Copy the lines below word for word, leaving out the picture.

"""

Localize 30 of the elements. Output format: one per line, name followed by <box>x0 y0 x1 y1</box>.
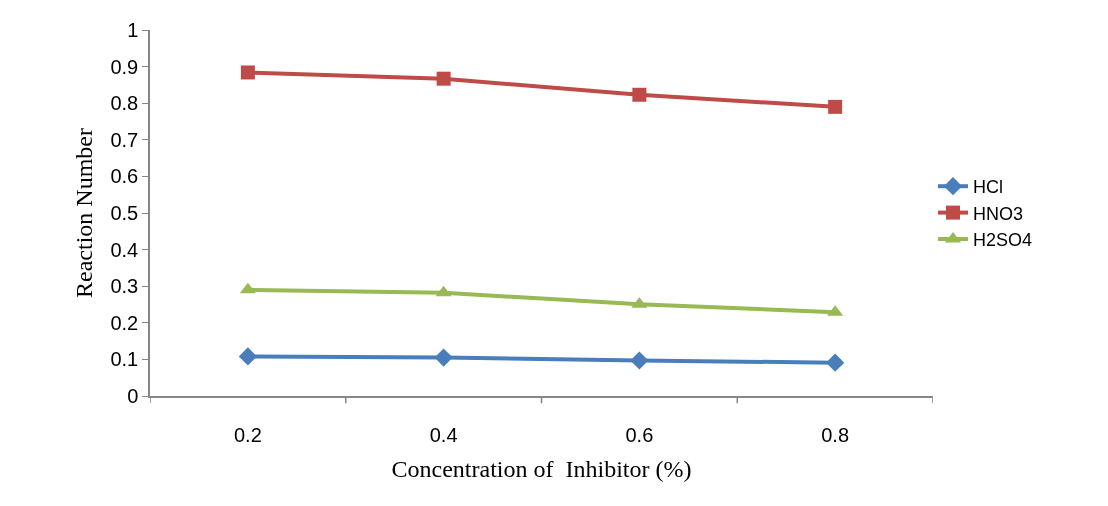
y-tick-label: 0.3 <box>110 275 139 298</box>
point <box>630 351 649 370</box>
legend-label: HCl <box>973 177 1003 198</box>
y-tick-label: 0 <box>127 385 139 407</box>
y-tick-label: 0.5 <box>110 202 139 224</box>
point <box>828 99 843 114</box>
point <box>434 348 453 367</box>
point <box>240 65 255 80</box>
y-tick-label: 1 <box>127 19 139 41</box>
point <box>435 285 452 297</box>
y-tick-label: 0.2 <box>110 311 139 334</box>
y-tick-label: 0.9 <box>110 55 139 78</box>
point <box>632 87 647 102</box>
x-axis-title: Concentration of Inhibitor (%) <box>391 455 692 482</box>
legend-label: HNO3 <box>973 203 1024 224</box>
point <box>436 71 451 86</box>
y-tick-label: 0.8 <box>110 92 139 115</box>
legend-label: H2SO4 <box>973 230 1033 251</box>
point <box>238 347 257 366</box>
y-tick-label: 0.7 <box>110 128 139 151</box>
y-tick-label: 0.4 <box>110 238 139 261</box>
y-tick-label: 0.6 <box>110 165 139 188</box>
x-tick-label: 0.4 <box>429 423 458 446</box>
x-tick-label: 0.2 <box>233 423 262 446</box>
x-tick-label: 0.6 <box>625 423 654 446</box>
point <box>826 353 845 372</box>
point <box>239 282 256 294</box>
x-tick-label: 0.8 <box>821 423 850 446</box>
y-tick-label: 0.1 <box>110 348 139 371</box>
y-axis-title: Reaction Number <box>70 128 97 298</box>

"""

● **Expected answer**
Localize 30 of the elements. Output format: one per line, name followed by <box>x0 y0 x1 y1</box>.
y-tick-label: 0.3 <box>110 275 139 298</box>
point <box>630 351 649 370</box>
legend-label: HCl <box>973 177 1003 198</box>
y-tick-label: 0 <box>127 385 139 407</box>
y-tick-label: 0.5 <box>110 202 139 224</box>
point <box>828 99 843 114</box>
point <box>434 348 453 367</box>
point <box>240 65 255 80</box>
y-tick-label: 1 <box>127 19 139 41</box>
point <box>435 285 452 297</box>
y-tick-label: 0.2 <box>110 311 139 334</box>
y-tick-label: 0.9 <box>110 55 139 78</box>
point <box>632 87 647 102</box>
x-axis-title: Concentration of Inhibitor (%) <box>391 455 692 482</box>
legend-label: HNO3 <box>973 203 1024 224</box>
point <box>436 71 451 86</box>
y-tick-label: 0.8 <box>110 92 139 115</box>
legend-label: H2SO4 <box>973 230 1033 251</box>
point <box>238 347 257 366</box>
y-tick-label: 0.7 <box>110 128 139 151</box>
y-tick-label: 0.4 <box>110 238 139 261</box>
y-tick-label: 0.6 <box>110 165 139 188</box>
x-tick-label: 0.4 <box>429 423 458 446</box>
x-tick-label: 0.2 <box>233 423 262 446</box>
x-tick-label: 0.6 <box>625 423 654 446</box>
point <box>826 353 845 372</box>
point <box>239 282 256 294</box>
x-tick-label: 0.8 <box>821 423 850 446</box>
y-tick-label: 0.1 <box>110 348 139 371</box>
y-axis-title: Reaction Number <box>70 128 97 298</box>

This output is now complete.